## Problem requirements
Some lines in the listing below may include the string "document". How many are there? Give only the number.

Collection entries:
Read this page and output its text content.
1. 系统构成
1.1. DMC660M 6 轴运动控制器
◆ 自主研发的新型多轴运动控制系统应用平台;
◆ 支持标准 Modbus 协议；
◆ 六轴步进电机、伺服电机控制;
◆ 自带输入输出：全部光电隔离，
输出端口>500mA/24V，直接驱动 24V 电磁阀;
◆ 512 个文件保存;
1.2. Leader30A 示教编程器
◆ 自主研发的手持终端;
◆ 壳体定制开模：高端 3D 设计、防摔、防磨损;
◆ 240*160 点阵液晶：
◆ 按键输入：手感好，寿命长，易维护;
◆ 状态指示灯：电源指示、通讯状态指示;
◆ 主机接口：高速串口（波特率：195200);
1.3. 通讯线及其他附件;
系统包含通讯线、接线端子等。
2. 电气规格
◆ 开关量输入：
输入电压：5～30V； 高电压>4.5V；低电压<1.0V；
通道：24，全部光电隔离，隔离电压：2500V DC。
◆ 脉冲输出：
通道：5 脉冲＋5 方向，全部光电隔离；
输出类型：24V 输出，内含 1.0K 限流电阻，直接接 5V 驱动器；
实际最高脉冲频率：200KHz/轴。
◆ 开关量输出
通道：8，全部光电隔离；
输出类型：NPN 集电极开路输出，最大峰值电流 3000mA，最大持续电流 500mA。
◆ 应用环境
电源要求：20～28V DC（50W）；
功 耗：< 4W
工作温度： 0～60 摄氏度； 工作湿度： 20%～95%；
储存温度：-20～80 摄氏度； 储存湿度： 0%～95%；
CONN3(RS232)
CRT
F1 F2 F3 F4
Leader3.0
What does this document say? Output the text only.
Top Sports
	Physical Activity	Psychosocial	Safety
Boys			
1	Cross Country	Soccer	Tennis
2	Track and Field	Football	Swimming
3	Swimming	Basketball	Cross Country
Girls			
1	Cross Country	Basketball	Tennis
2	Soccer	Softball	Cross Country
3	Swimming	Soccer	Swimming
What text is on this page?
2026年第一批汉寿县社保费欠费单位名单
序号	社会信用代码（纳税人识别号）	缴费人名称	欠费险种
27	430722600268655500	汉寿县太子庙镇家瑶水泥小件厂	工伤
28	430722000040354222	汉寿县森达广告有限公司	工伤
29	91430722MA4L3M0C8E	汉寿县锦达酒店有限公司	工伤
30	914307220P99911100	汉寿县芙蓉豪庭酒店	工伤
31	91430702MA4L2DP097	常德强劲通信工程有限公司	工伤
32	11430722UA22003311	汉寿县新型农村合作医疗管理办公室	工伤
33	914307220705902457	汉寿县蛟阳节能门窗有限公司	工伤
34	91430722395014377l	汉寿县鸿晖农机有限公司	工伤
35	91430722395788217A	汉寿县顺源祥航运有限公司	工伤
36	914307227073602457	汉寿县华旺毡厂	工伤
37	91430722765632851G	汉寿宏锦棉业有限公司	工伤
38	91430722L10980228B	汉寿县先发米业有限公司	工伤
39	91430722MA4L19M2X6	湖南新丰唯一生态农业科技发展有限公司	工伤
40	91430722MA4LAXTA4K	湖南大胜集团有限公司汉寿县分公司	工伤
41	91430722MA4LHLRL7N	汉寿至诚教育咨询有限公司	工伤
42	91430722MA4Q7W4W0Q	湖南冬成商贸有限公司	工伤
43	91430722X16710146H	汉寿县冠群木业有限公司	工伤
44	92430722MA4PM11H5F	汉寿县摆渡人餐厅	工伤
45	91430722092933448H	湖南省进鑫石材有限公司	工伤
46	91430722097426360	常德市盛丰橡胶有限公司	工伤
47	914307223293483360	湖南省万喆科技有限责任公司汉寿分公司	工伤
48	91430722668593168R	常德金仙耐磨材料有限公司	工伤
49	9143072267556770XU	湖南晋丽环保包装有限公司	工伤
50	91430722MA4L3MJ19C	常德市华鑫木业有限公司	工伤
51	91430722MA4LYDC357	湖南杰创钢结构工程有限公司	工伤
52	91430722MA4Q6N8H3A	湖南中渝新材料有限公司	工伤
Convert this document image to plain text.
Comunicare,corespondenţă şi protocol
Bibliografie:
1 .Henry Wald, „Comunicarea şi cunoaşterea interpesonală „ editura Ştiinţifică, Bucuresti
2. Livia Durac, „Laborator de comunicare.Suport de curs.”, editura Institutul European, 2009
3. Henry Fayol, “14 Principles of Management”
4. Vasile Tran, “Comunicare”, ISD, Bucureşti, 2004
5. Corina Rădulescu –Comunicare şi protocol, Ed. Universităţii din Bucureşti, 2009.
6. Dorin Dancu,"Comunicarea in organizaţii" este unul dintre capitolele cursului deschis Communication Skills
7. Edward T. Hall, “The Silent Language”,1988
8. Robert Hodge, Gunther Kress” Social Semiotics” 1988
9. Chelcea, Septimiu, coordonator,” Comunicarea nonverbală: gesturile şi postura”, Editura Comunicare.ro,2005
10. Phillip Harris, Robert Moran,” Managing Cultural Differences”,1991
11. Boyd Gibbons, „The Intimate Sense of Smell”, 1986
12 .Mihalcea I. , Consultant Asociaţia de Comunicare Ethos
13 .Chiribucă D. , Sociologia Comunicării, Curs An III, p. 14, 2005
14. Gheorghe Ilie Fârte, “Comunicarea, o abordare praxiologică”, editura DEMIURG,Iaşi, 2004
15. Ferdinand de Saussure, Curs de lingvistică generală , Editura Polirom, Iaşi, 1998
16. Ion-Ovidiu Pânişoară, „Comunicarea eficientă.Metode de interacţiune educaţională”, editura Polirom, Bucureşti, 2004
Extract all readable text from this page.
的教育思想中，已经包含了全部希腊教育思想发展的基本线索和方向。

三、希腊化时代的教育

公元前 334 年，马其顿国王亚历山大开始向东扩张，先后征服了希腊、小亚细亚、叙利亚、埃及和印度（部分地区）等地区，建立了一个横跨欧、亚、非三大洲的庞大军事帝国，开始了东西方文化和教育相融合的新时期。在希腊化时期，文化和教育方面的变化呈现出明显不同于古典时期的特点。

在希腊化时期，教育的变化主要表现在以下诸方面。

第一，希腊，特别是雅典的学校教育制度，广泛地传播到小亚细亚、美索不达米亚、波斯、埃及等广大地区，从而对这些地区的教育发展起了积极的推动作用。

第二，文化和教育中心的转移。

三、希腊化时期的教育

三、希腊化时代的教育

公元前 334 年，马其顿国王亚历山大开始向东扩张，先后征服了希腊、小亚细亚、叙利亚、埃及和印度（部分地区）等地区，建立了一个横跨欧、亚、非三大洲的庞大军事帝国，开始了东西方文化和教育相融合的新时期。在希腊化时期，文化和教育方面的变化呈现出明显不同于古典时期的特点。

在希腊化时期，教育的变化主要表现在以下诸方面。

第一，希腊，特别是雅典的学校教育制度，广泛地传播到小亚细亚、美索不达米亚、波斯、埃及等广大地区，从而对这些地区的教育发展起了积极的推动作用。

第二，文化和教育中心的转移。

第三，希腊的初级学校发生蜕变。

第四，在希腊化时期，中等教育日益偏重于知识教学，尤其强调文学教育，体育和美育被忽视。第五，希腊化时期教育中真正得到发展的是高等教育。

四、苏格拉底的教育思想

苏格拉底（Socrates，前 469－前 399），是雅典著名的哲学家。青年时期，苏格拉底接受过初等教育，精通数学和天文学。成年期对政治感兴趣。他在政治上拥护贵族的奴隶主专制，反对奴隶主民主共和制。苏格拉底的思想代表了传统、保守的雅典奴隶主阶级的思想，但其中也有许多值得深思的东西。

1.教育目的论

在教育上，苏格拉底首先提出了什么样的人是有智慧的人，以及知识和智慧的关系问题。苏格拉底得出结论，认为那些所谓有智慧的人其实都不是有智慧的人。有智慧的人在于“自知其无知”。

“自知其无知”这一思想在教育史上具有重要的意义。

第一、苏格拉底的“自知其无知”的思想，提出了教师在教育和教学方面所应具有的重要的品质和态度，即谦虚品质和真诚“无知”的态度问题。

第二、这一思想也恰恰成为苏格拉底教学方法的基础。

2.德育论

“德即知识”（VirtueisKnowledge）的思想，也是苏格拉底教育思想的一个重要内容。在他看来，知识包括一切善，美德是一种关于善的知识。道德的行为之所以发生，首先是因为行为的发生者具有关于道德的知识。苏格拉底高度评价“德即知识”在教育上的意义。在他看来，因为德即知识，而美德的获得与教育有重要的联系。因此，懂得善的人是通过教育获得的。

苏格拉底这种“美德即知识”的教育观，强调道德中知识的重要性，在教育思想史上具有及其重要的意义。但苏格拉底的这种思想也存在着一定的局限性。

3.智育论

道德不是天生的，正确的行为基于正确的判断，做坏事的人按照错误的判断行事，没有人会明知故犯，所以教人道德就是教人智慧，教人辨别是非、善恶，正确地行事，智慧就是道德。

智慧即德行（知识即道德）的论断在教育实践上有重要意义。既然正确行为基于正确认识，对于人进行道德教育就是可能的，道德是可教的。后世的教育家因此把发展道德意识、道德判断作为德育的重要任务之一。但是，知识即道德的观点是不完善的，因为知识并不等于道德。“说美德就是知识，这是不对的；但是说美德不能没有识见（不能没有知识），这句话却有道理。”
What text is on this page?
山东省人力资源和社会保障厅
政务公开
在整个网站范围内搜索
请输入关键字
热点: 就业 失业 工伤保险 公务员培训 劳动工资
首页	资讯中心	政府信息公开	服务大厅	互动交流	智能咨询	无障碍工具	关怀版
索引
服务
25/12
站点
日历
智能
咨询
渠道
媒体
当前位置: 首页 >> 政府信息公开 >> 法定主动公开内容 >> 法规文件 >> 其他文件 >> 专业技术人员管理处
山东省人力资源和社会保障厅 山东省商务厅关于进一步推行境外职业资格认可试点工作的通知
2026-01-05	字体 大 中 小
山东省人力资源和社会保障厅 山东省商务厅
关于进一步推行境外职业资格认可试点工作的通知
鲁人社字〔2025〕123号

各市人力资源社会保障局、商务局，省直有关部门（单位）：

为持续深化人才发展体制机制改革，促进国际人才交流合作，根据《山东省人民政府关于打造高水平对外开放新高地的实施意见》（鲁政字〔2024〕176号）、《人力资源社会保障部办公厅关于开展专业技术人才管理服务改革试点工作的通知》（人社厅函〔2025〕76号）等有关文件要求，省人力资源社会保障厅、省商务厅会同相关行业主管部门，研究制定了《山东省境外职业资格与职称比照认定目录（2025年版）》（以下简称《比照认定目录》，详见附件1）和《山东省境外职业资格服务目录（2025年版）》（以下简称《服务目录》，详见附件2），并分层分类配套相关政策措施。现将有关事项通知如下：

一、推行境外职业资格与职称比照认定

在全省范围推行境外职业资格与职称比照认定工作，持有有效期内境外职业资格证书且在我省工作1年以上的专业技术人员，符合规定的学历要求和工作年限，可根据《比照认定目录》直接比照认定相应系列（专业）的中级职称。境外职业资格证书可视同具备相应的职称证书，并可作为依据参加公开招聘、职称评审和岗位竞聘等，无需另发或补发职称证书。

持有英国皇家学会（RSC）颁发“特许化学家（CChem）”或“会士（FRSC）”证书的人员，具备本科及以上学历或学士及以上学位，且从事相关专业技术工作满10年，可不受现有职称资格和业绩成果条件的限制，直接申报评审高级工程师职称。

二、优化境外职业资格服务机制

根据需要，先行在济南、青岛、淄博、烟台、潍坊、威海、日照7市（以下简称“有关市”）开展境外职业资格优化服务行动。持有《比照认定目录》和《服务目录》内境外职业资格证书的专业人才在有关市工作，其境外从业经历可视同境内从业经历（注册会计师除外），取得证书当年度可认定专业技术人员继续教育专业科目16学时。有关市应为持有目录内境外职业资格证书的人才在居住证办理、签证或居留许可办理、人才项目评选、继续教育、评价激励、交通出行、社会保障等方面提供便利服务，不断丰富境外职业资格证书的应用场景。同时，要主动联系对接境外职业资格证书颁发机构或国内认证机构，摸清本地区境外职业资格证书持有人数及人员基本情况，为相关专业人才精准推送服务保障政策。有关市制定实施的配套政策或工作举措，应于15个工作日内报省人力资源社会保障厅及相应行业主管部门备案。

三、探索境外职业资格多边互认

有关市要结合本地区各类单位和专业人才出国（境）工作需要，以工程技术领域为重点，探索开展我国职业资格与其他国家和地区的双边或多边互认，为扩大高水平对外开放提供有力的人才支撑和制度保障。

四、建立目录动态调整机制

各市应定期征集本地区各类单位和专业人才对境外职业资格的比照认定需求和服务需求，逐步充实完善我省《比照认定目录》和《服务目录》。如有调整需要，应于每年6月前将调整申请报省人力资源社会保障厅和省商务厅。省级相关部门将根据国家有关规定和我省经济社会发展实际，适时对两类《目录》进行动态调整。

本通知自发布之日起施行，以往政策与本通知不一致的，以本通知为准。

## Complete output
2